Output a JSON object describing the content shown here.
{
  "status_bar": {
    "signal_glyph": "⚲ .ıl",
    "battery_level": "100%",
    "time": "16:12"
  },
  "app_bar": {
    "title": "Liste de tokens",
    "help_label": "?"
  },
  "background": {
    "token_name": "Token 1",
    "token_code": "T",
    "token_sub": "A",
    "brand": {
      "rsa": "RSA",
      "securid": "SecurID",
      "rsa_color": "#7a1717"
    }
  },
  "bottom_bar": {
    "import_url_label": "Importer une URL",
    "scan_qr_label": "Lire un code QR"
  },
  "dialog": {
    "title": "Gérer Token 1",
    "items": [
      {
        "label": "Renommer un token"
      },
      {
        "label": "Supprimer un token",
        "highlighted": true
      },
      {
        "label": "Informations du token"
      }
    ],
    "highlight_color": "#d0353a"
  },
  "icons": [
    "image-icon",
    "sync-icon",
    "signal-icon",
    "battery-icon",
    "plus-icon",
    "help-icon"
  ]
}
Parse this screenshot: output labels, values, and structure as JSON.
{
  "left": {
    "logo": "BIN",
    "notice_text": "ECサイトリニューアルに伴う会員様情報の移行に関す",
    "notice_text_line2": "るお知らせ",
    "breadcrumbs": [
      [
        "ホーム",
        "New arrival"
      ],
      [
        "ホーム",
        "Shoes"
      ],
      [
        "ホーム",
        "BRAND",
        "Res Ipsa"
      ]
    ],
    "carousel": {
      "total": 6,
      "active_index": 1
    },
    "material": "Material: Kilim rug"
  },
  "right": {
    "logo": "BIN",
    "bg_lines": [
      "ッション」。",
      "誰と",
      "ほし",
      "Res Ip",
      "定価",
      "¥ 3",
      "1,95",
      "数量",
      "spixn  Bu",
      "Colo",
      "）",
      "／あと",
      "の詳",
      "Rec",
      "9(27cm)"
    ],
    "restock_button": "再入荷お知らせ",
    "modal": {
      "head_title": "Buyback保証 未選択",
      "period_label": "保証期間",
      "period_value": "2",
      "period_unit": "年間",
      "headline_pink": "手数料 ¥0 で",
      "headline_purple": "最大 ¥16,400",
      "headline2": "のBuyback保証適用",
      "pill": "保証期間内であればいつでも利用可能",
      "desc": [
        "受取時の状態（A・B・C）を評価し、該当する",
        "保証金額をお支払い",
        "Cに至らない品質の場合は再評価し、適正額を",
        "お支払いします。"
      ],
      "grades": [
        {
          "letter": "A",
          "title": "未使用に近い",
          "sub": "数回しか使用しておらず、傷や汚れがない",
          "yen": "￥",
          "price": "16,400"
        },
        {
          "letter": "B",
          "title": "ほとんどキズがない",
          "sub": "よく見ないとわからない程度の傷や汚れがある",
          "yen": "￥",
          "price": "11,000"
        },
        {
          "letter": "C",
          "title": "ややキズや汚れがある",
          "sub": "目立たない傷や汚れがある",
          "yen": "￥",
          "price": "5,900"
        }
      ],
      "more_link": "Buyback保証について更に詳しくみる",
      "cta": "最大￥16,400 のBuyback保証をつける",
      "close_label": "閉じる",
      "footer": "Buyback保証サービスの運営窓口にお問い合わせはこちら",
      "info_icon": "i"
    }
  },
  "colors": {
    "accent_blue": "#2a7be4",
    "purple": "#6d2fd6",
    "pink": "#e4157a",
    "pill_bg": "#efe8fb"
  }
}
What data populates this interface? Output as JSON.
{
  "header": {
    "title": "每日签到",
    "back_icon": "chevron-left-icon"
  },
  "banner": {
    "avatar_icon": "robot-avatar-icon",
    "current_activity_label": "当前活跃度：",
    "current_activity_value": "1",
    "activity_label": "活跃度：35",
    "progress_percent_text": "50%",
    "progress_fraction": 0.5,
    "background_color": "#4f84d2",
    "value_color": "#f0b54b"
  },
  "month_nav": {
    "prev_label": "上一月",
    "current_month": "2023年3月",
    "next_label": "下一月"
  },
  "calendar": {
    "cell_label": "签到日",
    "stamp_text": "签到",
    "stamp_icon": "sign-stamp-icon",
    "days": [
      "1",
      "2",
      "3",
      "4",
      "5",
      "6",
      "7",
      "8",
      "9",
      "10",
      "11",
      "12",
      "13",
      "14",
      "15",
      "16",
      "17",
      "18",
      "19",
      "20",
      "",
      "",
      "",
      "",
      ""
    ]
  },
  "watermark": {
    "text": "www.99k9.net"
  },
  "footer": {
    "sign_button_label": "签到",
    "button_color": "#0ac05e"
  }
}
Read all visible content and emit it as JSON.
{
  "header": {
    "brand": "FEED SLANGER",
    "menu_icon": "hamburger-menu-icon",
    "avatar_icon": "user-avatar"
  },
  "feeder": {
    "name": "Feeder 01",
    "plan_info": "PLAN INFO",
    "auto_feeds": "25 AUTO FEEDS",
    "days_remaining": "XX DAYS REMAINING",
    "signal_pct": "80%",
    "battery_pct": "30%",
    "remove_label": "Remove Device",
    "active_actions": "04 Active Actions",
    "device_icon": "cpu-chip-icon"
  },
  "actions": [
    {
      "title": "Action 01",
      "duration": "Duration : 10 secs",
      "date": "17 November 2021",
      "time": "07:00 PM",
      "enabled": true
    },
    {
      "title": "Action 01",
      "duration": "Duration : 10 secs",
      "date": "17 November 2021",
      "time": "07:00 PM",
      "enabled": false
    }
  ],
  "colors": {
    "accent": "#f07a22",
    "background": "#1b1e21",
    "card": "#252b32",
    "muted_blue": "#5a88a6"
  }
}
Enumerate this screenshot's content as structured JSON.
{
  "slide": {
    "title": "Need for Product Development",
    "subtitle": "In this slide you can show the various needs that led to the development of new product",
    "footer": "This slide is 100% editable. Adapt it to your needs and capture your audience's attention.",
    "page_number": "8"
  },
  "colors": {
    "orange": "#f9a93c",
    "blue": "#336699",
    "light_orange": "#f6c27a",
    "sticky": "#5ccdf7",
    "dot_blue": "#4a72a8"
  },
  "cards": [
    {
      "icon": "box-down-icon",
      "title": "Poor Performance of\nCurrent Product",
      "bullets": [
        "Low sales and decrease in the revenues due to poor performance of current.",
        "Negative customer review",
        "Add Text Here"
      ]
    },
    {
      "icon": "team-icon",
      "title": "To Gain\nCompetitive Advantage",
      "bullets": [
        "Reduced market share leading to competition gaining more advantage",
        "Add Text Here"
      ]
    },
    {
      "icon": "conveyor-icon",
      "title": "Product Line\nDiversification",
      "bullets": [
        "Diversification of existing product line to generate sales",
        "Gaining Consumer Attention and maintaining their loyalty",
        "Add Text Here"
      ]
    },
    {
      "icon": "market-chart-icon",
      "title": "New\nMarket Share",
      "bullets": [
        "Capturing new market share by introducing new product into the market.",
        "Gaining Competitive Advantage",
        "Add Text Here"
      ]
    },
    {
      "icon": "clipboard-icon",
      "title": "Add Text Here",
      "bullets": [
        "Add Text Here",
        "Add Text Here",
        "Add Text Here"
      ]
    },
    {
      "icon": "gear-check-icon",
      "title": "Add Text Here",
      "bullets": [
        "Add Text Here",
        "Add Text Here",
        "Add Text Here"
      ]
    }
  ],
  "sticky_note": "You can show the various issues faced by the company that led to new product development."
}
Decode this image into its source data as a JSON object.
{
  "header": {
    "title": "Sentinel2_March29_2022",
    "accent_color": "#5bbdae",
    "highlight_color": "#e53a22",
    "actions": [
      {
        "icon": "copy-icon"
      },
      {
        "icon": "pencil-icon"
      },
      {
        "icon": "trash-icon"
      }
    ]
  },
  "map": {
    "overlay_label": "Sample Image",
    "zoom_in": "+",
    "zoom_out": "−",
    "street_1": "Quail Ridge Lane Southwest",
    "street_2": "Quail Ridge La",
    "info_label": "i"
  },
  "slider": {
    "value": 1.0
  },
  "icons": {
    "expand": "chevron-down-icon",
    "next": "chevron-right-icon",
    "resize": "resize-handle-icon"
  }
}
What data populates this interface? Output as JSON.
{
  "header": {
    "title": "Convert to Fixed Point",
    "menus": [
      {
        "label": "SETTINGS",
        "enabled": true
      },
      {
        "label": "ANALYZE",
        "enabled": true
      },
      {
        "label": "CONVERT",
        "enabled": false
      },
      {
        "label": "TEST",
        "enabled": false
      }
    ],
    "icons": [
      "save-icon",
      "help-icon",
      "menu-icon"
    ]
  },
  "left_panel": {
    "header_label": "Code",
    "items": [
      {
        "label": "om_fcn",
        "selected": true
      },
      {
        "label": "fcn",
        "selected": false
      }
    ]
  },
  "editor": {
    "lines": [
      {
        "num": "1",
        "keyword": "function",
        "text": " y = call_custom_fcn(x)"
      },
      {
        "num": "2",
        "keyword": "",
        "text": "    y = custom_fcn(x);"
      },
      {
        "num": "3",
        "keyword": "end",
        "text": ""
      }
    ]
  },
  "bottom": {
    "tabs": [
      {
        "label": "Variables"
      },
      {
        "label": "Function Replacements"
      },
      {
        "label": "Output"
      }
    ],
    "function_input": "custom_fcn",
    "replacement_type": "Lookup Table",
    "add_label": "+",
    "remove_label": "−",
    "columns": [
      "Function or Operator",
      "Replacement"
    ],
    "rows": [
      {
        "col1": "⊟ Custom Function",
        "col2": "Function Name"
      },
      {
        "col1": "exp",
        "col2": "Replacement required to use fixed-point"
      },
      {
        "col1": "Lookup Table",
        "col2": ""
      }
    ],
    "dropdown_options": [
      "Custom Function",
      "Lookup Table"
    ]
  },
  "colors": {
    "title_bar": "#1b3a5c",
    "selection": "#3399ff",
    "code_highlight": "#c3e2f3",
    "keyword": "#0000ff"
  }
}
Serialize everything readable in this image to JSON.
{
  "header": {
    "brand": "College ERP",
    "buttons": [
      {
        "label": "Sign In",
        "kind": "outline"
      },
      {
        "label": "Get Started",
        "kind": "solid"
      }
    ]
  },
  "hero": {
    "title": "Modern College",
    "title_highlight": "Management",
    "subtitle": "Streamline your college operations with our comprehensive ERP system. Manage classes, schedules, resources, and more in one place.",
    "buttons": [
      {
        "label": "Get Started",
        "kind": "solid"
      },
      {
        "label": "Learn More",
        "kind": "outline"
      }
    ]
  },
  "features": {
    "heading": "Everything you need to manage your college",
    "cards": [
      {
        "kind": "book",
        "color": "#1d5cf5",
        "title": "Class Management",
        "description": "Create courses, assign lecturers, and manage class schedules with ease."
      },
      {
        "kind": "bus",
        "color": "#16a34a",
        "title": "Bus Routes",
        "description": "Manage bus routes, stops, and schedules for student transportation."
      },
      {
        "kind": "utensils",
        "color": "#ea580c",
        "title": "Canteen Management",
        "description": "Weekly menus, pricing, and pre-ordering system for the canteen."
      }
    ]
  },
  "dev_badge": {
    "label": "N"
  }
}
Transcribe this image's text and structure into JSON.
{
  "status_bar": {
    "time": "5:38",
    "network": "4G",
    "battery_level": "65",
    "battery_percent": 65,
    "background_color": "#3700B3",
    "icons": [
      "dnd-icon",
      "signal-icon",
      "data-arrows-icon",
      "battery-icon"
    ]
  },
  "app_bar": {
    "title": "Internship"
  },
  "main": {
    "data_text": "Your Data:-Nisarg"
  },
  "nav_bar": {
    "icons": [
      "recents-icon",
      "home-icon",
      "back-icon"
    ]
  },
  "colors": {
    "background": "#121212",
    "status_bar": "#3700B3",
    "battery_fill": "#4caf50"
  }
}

* * * * * * * * *

Repeat only the lines running from the line that contains "Transcribe this image's" through the last line above, inclusive.

Transcribe this image's text and structure into JSON.
{
  "status_bar": {
    "time": "5:38",
    "network": "4G",
    "battery_level": "65",
    "battery_percent": 65,
    "background_color": "#3700B3",
    "icons": [
      "dnd-icon",
      "signal-icon",
      "data-arrows-icon",
      "battery-icon"
    ]
  },
  "app_bar": {
    "title": "Internship"
  },
  "main": {
    "data_text": "Your Data:-Nisarg"
  },
  "nav_bar": {
    "icons": [
      "recents-icon",
      "home-icon",
      "back-icon"
    ]
  },
  "colors": {
    "background": "#121212",
    "status_bar": "#3700B3",
    "battery_fill": "#4caf50"
  }
}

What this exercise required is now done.